┌────────

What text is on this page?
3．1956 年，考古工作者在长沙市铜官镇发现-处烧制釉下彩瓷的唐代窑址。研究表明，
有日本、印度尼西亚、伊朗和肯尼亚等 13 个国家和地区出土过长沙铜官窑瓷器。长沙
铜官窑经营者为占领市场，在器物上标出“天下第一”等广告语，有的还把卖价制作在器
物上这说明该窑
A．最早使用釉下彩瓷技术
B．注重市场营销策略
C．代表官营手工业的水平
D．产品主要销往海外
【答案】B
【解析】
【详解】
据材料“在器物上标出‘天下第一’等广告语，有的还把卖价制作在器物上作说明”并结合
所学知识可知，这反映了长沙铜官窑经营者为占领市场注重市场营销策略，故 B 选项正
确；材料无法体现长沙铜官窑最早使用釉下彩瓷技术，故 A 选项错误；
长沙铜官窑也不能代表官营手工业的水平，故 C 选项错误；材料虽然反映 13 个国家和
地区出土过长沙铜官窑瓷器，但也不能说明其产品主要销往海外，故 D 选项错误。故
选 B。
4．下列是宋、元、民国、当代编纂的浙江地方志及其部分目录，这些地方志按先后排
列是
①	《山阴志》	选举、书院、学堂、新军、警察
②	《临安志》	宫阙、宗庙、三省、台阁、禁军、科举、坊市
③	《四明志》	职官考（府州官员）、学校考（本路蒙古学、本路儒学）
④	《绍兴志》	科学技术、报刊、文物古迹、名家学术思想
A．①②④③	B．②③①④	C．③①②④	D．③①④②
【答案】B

└────────
┌────────

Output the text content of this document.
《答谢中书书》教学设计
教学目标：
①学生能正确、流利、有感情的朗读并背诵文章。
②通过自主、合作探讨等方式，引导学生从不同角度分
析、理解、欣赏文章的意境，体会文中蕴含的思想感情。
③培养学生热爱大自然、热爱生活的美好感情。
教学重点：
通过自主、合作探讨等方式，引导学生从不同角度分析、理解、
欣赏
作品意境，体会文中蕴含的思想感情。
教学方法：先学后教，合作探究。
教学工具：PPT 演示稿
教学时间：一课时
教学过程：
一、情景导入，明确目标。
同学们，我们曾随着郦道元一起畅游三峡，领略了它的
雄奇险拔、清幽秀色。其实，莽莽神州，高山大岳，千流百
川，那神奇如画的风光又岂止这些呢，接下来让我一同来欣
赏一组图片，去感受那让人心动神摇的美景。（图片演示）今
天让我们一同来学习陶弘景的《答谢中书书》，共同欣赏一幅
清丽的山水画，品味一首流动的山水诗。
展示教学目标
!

└────────

▶ _REQUIREMENTS_
Find how many lines in the listing contain the word "等广告语" and give that count alone.

▶ _OUTPUT FOR THIS TASK_
2